Task brief = Extract every line below that contains the word "JSON".

Data records =
## start
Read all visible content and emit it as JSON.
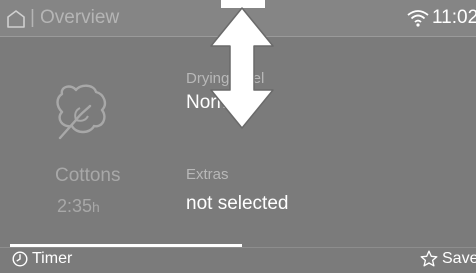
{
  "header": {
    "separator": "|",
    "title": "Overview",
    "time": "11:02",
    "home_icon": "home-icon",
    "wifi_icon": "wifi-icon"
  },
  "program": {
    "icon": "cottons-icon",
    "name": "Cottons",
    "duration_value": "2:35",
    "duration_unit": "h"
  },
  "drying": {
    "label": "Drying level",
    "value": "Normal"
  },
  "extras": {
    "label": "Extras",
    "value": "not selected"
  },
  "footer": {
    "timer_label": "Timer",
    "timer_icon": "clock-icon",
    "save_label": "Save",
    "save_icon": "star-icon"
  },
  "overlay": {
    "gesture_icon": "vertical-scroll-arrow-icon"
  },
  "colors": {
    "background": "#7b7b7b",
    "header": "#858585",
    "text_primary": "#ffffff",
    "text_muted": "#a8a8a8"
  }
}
## end
## start
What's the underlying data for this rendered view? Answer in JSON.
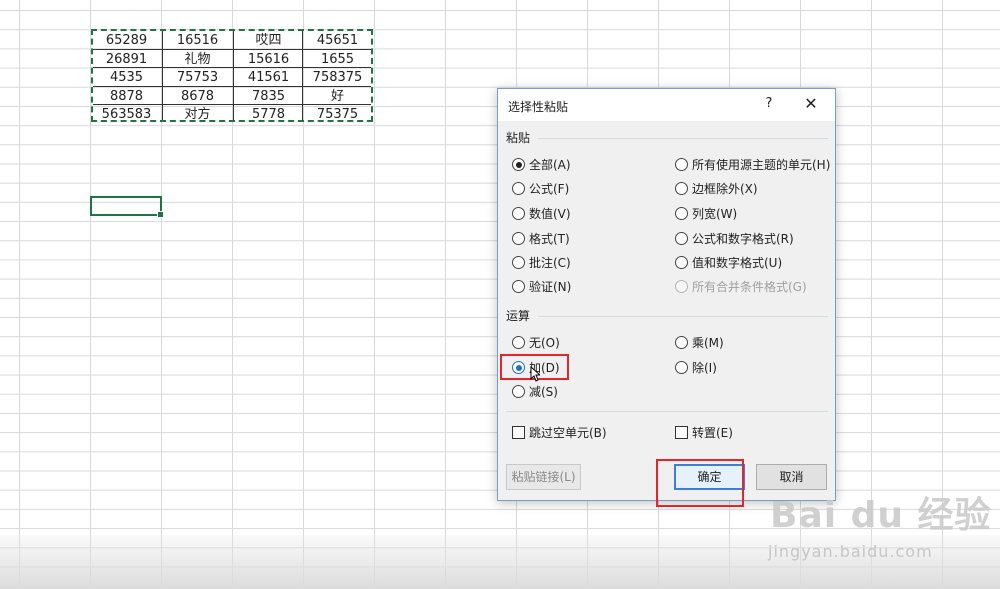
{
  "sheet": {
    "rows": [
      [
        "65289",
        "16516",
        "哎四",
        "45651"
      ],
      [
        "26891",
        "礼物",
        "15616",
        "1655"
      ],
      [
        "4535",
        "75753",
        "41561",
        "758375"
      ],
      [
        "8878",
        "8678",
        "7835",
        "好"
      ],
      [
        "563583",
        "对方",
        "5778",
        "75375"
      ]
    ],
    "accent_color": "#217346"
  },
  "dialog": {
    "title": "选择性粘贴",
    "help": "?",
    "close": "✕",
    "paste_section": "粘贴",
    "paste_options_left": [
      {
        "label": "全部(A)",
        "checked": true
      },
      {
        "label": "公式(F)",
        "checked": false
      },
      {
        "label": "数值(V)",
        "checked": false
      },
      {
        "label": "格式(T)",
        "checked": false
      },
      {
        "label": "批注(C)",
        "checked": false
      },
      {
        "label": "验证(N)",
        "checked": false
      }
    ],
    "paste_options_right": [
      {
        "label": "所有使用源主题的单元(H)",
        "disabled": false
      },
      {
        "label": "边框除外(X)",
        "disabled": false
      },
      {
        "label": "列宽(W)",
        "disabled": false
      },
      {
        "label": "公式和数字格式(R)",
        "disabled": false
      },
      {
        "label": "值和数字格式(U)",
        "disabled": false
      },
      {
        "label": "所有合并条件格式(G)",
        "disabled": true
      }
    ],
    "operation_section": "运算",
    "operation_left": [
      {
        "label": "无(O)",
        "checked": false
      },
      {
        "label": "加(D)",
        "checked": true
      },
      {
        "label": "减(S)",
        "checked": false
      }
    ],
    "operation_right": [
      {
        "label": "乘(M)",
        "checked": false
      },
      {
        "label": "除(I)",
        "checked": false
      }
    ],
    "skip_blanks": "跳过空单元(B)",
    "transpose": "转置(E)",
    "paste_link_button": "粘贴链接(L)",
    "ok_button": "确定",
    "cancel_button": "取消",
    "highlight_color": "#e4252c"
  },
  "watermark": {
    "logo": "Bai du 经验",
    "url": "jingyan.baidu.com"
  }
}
## end
Completed task =
Read all visible content and emit it as JSON.
What's the underlying data for this rendered view? Answer in JSON.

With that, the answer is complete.